Provided information:
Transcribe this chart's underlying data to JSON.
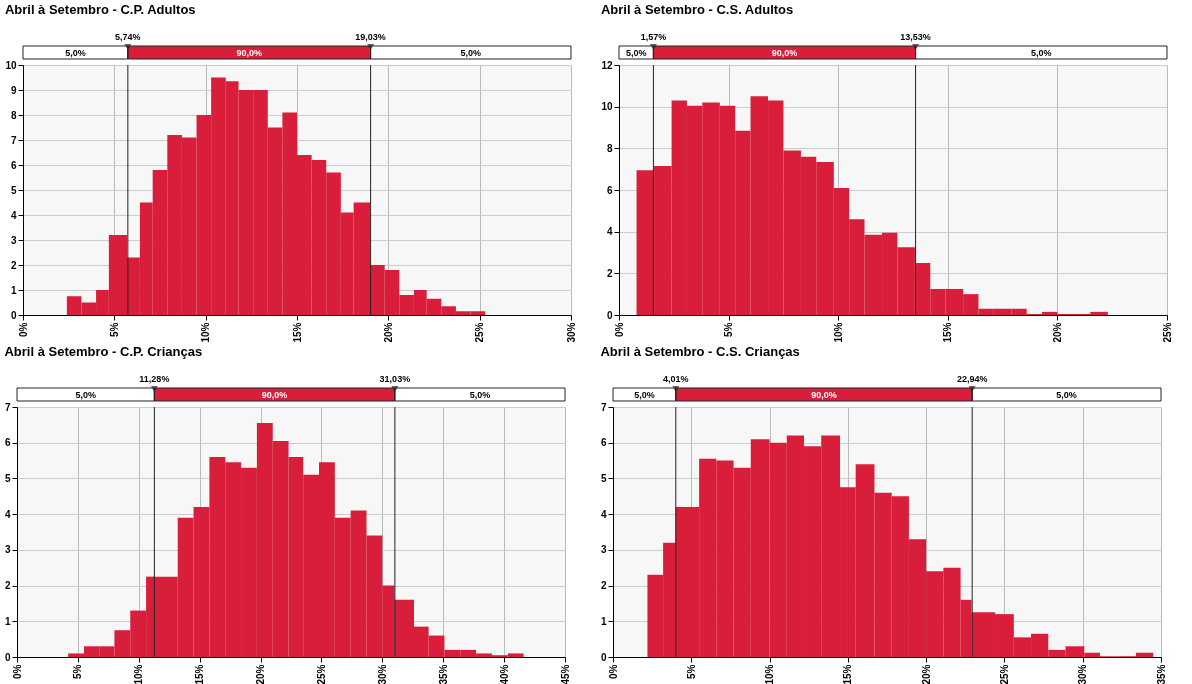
{
  "chart_data": [
    {
      "type": "histogram",
      "title": "Abril à Setembro - C.P. Adultos",
      "color": "#d81e3a",
      "bins": [
        2.4,
        3.2,
        4.0,
        4.7,
        5.7,
        6.4,
        7.1,
        7.9,
        8.7,
        9.5,
        10.3,
        11.1,
        11.8,
        12.6,
        13.4,
        14.2,
        15.0,
        15.8,
        16.6,
        17.4,
        18.1,
        19.0,
        19.8,
        20.6,
        21.4,
        22.1,
        22.9,
        23.7,
        24.5,
        25.3
      ],
      "values": [
        0.75,
        0.5,
        1.0,
        3.2,
        2.3,
        4.5,
        5.8,
        7.2,
        7.1,
        8.0,
        9.5,
        9.35,
        9.0,
        9.0,
        7.5,
        8.1,
        6.4,
        6.2,
        5.7,
        4.1,
        4.5,
        2.0,
        1.8,
        0.8,
        1.0,
        0.65,
        0.35,
        0.15,
        0.15
      ],
      "xlim": [
        0,
        30
      ],
      "xticks": [
        {
          "value": 0,
          "label": "0%"
        },
        {
          "value": 5,
          "label": "5%"
        },
        {
          "value": 10,
          "label": "10%"
        },
        {
          "value": 15,
          "label": "15%"
        },
        {
          "value": 20,
          "label": "20%"
        },
        {
          "value": 25,
          "label": "25%"
        },
        {
          "value": 30,
          "label": "30%"
        }
      ],
      "ylim": [
        0,
        10
      ],
      "yticks": [
        0,
        1,
        2,
        3,
        4,
        5,
        6,
        7,
        8,
        9,
        10
      ],
      "grid": true,
      "ref_lines": [
        {
          "axis": "x",
          "value": 5.74,
          "label": "5,74%"
        },
        {
          "axis": "x",
          "value": 19.03,
          "label": "19,03%"
        }
      ],
      "annotations": [
        "5,0%",
        "90,0%",
        "5,0%"
      ]
    },
    {
      "type": "histogram",
      "title": "Abril à Setembro - C.S. Adultos",
      "color": "#d81e3a",
      "bins": [
        0.8,
        1.6,
        2.4,
        3.1,
        3.8,
        4.6,
        5.3,
        6.0,
        6.8,
        7.5,
        8.3,
        9.0,
        9.8,
        10.5,
        11.2,
        12.0,
        12.7,
        13.5,
        14.2,
        14.9,
        15.7,
        16.4,
        17.1,
        17.9,
        18.6,
        19.3,
        20.0,
        20.8,
        21.5,
        22.3
      ],
      "values": [
        6.95,
        7.15,
        10.3,
        10.05,
        10.2,
        10.05,
        8.85,
        10.5,
        10.3,
        7.9,
        7.6,
        7.35,
        6.1,
        4.6,
        3.85,
        3.95,
        3.25,
        2.5,
        1.25,
        1.25,
        1.0,
        0.3,
        0.3,
        0.3,
        0.05,
        0.15,
        0.05,
        0.05,
        0.15
      ],
      "xlim": [
        0,
        25
      ],
      "xticks": [
        {
          "value": 0,
          "label": "0%"
        },
        {
          "value": 5,
          "label": "5%"
        },
        {
          "value": 10,
          "label": "10%"
        },
        {
          "value": 15,
          "label": "15%"
        },
        {
          "value": 20,
          "label": "20%"
        },
        {
          "value": 25,
          "label": "25%"
        }
      ],
      "ylim": [
        0,
        12
      ],
      "yticks": [
        0,
        2,
        4,
        6,
        8,
        10,
        12
      ],
      "grid": true,
      "ref_lines": [
        {
          "axis": "x",
          "value": 1.57,
          "label": "1,57%"
        },
        {
          "axis": "x",
          "value": 13.53,
          "label": "13,53%"
        }
      ],
      "annotations": [
        "5,0%",
        "90,0%",
        "5,0%"
      ]
    },
    {
      "type": "histogram",
      "title": "Abril à Setembro - C.P. Crianças",
      "color": "#d81e3a",
      "bins": [
        4.2,
        5.5,
        6.8,
        8.0,
        9.3,
        10.6,
        11.3,
        13.2,
        14.5,
        15.8,
        17.1,
        18.4,
        19.7,
        21.0,
        22.3,
        23.5,
        24.8,
        26.1,
        27.4,
        28.7,
        30.0,
        31.0,
        32.6,
        33.8,
        35.1,
        36.4,
        37.7,
        39.0,
        40.3,
        41.6
      ],
      "values": [
        0.1,
        0.3,
        0.3,
        0.75,
        1.3,
        2.25,
        2.25,
        3.9,
        4.2,
        5.6,
        5.45,
        5.3,
        6.55,
        6.05,
        5.6,
        5.1,
        5.45,
        3.9,
        4.1,
        3.4,
        2.0,
        1.6,
        0.85,
        0.6,
        0.2,
        0.2,
        0.1,
        0.05,
        0.1
      ],
      "xlim": [
        0,
        45
      ],
      "xticks": [
        {
          "value": 0,
          "label": "0%"
        },
        {
          "value": 5,
          "label": "5%"
        },
        {
          "value": 10,
          "label": "10%"
        },
        {
          "value": 15,
          "label": "15%"
        },
        {
          "value": 20,
          "label": "20%"
        },
        {
          "value": 25,
          "label": "25%"
        },
        {
          "value": 30,
          "label": "30%"
        },
        {
          "value": 35,
          "label": "35%"
        },
        {
          "value": 40,
          "label": "40%"
        },
        {
          "value": 45,
          "label": "45%"
        }
      ],
      "ylim": [
        0,
        7
      ],
      "yticks": [
        0,
        1,
        2,
        3,
        4,
        5,
        6,
        7
      ],
      "grid": true,
      "ref_lines": [
        {
          "axis": "x",
          "value": 11.28,
          "label": "11,28%"
        },
        {
          "axis": "x",
          "value": 31.03,
          "label": "31,03%"
        }
      ],
      "annotations": [
        "5,0%",
        "90,0%",
        "5,0%"
      ]
    },
    {
      "type": "histogram",
      "title": "Abril à Setembro - C.S. Crianças",
      "color": "#d81e3a",
      "bins": [
        2.2,
        3.2,
        4.0,
        5.5,
        6.6,
        7.7,
        8.8,
        10.0,
        11.1,
        12.2,
        13.3,
        14.5,
        15.5,
        16.7,
        17.8,
        18.9,
        20.0,
        21.1,
        22.2,
        22.9,
        24.4,
        25.6,
        26.7,
        27.8,
        28.9,
        30.1,
        31.1,
        32.3,
        33.4,
        34.5
      ],
      "values": [
        2.3,
        3.2,
        4.2,
        5.55,
        5.5,
        5.3,
        6.1,
        6.0,
        6.2,
        5.9,
        6.2,
        4.75,
        5.4,
        4.6,
        4.5,
        3.3,
        2.4,
        2.5,
        1.6,
        1.25,
        1.2,
        0.55,
        0.65,
        0.2,
        0.3,
        0.12,
        0.02,
        0.02,
        0.12
      ],
      "xlim": [
        0,
        35
      ],
      "xticks": [
        {
          "value": 0,
          "label": "0%"
        },
        {
          "value": 5,
          "label": "5%"
        },
        {
          "value": 10,
          "label": "10%"
        },
        {
          "value": 15,
          "label": "15%"
        },
        {
          "value": 20,
          "label": "20%"
        },
        {
          "value": 25,
          "label": "25%"
        },
        {
          "value": 30,
          "label": "30%"
        },
        {
          "value": 35,
          "label": "35%"
        }
      ],
      "ylim": [
        0,
        7
      ],
      "yticks": [
        0,
        1,
        2,
        3,
        4,
        5,
        6,
        7
      ],
      "grid": true,
      "ref_lines": [
        {
          "axis": "x",
          "value": 4.01,
          "label": "4,01%"
        },
        {
          "axis": "x",
          "value": 22.94,
          "label": "22,94%"
        }
      ],
      "annotations": [
        "5,0%",
        "90,0%",
        "5,0%"
      ]
    }
  ]
}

Direction: The pictures in the entries should be left out; output everything else exactly.

Solution to this task:
Transcribe this chart's underlying data to JSON.
{
  "chart_data": [
    {
      "type": "histogram",
      "title": "Abril à Setembro - C.P. Adultos",
      "color": "#d81e3a",
      "bins": [
        2.4,
        3.2,
        4.0,
        4.7,
        5.7,
        6.4,
        7.1,
        7.9,
        8.7,
        9.5,
        10.3,
        11.1,
        11.8,
        12.6,
        13.4,
        14.2,
        15.0,
        15.8,
        16.6,
        17.4,
        18.1,
        19.0,
        19.8,
        20.6,
        21.4,
        22.1,
        22.9,
        23.7,
        24.5,
        25.3
      ],
      "values": [
        0.75,
        0.5,
        1.0,
        3.2,
        2.3,
        4.5,
        5.8,
        7.2,
        7.1,
        8.0,
        9.5,
        9.35,
        9.0,
        9.0,
        7.5,
        8.1,
        6.4,
        6.2,
        5.7,
        4.1,
        4.5,
        2.0,
        1.8,
        0.8,
        1.0,
        0.65,
        0.35,
        0.15,
        0.15
      ],
      "xlim": [
        0,
        30
      ],
      "xticks": [
        {
          "value": 0,
          "label": "0%"
        },
        {
          "value": 5,
          "label": "5%"
        },
        {
          "value": 10,
          "label": "10%"
        },
        {
          "value": 15,
          "label": "15%"
        },
        {
          "value": 20,
          "label": "20%"
        },
        {
          "value": 25,
          "label": "25%"
        },
        {
          "value": 30,
          "label": "30%"
        }
      ],
      "ylim": [
        0,
        10
      ],
      "yticks": [
        0,
        1,
        2,
        3,
        4,
        5,
        6,
        7,
        8,
        9,
        10
      ],
      "grid": true,
      "ref_lines": [
        {
          "axis": "x",
          "value": 5.74,
          "label": "5,74%"
        },
        {
          "axis": "x",
          "value": 19.03,
          "label": "19,03%"
        }
      ],
      "annotations": [
        "5,0%",
        "90,0%",
        "5,0%"
      ]
    },
    {
      "type": "histogram",
      "title": "Abril à Setembro - C.S. Adultos",
      "color": "#d81e3a",
      "bins": [
        0.8,
        1.6,
        2.4,
        3.1,
        3.8,
        4.6,
        5.3,
        6.0,
        6.8,
        7.5,
        8.3,
        9.0,
        9.8,
        10.5,
        11.2,
        12.0,
        12.7,
        13.5,
        14.2,
        14.9,
        15.7,
        16.4,
        17.1,
        17.9,
        18.6,
        19.3,
        20.0,
        20.8,
        21.5,
        22.3
      ],
      "values": [
        6.95,
        7.15,
        10.3,
        10.05,
        10.2,
        10.05,
        8.85,
        10.5,
        10.3,
        7.9,
        7.6,
        7.35,
        6.1,
        4.6,
        3.85,
        3.95,
        3.25,
        2.5,
        1.25,
        1.25,
        1.0,
        0.3,
        0.3,
        0.3,
        0.05,
        0.15,
        0.05,
        0.05,
        0.15
      ],
      "xlim": [
        0,
        25
      ],
      "xticks": [
        {
          "value": 0,
          "label": "0%"
        },
        {
          "value": 5,
          "label": "5%"
        },
        {
          "value": 10,
          "label": "10%"
        },
        {
          "value": 15,
          "label": "15%"
        },
        {
          "value": 20,
          "label": "20%"
        },
        {
          "value": 25,
          "label": "25%"
        }
      ],
      "ylim": [
        0,
        12
      ],
      "yticks": [
        0,
        2,
        4,
        6,
        8,
        10,
        12
      ],
      "grid": true,
      "ref_lines": [
        {
          "axis": "x",
          "value": 1.57,
          "label": "1,57%"
        },
        {
          "axis": "x",
          "value": 13.53,
          "label": "13,53%"
        }
      ],
      "annotations": [
        "5,0%",
        "90,0%",
        "5,0%"
      ]
    },
    {
      "type": "histogram",
      "title": "Abril à Setembro - C.P. Crianças",
      "color": "#d81e3a",
      "bins": [
        4.2,
        5.5,
        6.8,
        8.0,
        9.3,
        10.6,
        11.3,
        13.2,
        14.5,
        15.8,
        17.1,
        18.4,
        19.7,
        21.0,
        22.3,
        23.5,
        24.8,
        26.1,
        27.4,
        28.7,
        30.0,
        31.0,
        32.6,
        33.8,
        35.1,
        36.4,
        37.7,
        39.0,
        40.3,
        41.6
      ],
      "values": [
        0.1,
        0.3,
        0.3,
        0.75,
        1.3,
        2.25,
        2.25,
        3.9,
        4.2,
        5.6,
        5.45,
        5.3,
        6.55,
        6.05,
        5.6,
        5.1,
        5.45,
        3.9,
        4.1,
        3.4,
        2.0,
        1.6,
        0.85,
        0.6,
        0.2,
        0.2,
        0.1,
        0.05,
        0.1
      ],
      "xlim": [
        0,
        45
      ],
      "xticks": [
        {
          "value": 0,
          "label": "0%"
        },
        {
          "value": 5,
          "label": "5%"
        },
        {
          "value": 10,
          "label": "10%"
        },
        {
          "value": 15,
          "label": "15%"
        },
        {
          "value": 20,
          "label": "20%"
        },
        {
          "value": 25,
          "label": "25%"
        },
        {
          "value": 30,
          "label": "30%"
        },
        {
          "value": 35,
          "label": "35%"
        },
        {
          "value": 40,
          "label": "40%"
        },
        {
          "value": 45,
          "label": "45%"
        }
      ],
      "ylim": [
        0,
        7
      ],
      "yticks": [
        0,
        1,
        2,
        3,
        4,
        5,
        6,
        7
      ],
      "grid": true,
      "ref_lines": [
        {
          "axis": "x",
          "value": 11.28,
          "label": "11,28%"
        },
        {
          "axis": "x",
          "value": 31.03,
          "label": "31,03%"
        }
      ],
      "annotations": [
        "5,0%",
        "90,0%",
        "5,0%"
      ]
    },
    {
      "type": "histogram",
      "title": "Abril à Setembro - C.S. Crianças",
      "color": "#d81e3a",
      "bins": [
        2.2,
        3.2,
        4.0,
        5.5,
        6.6,
        7.7,
        8.8,
        10.0,
        11.1,
        12.2,
        13.3,
        14.5,
        15.5,
        16.7,
        17.8,
        18.9,
        20.0,
        21.1,
        22.2,
        22.9,
        24.4,
        25.6,
        26.7,
        27.8,
        28.9,
        30.1,
        31.1,
        32.3,
        33.4,
        34.5
      ],
      "values": [
        2.3,
        3.2,
        4.2,
        5.55,
        5.5,
        5.3,
        6.1,
        6.0,
        6.2,
        5.9,
        6.2,
        4.75,
        5.4,
        4.6,
        4.5,
        3.3,
        2.4,
        2.5,
        1.6,
        1.25,
        1.2,
        0.55,
        0.65,
        0.2,
        0.3,
        0.12,
        0.02,
        0.02,
        0.12
      ],
      "xlim": [
        0,
        35
      ],
      "xticks": [
        {
          "value": 0,
          "label": "0%"
        },
        {
          "value": 5,
          "label": "5%"
        },
        {
          "value": 10,
          "label": "10%"
        },
        {
          "value": 15,
          "label": "15%"
        },
        {
          "value": 20,
          "label": "20%"
        },
        {
          "value": 25,
          "label": "25%"
        },
        {
          "value": 30,
          "label": "30%"
        },
        {
          "value": 35,
          "label": "35%"
        }
      ],
      "ylim": [
        0,
        7
      ],
      "yticks": [
        0,
        1,
        2,
        3,
        4,
        5,
        6,
        7
      ],
      "grid": true,
      "ref_lines": [
        {
          "axis": "x",
          "value": 4.01,
          "label": "4,01%"
        },
        {
          "axis": "x",
          "value": 22.94,
          "label": "22,94%"
        }
      ],
      "annotations": [
        "5,0%",
        "90,0%",
        "5,0%"
      ]
    }
  ]
}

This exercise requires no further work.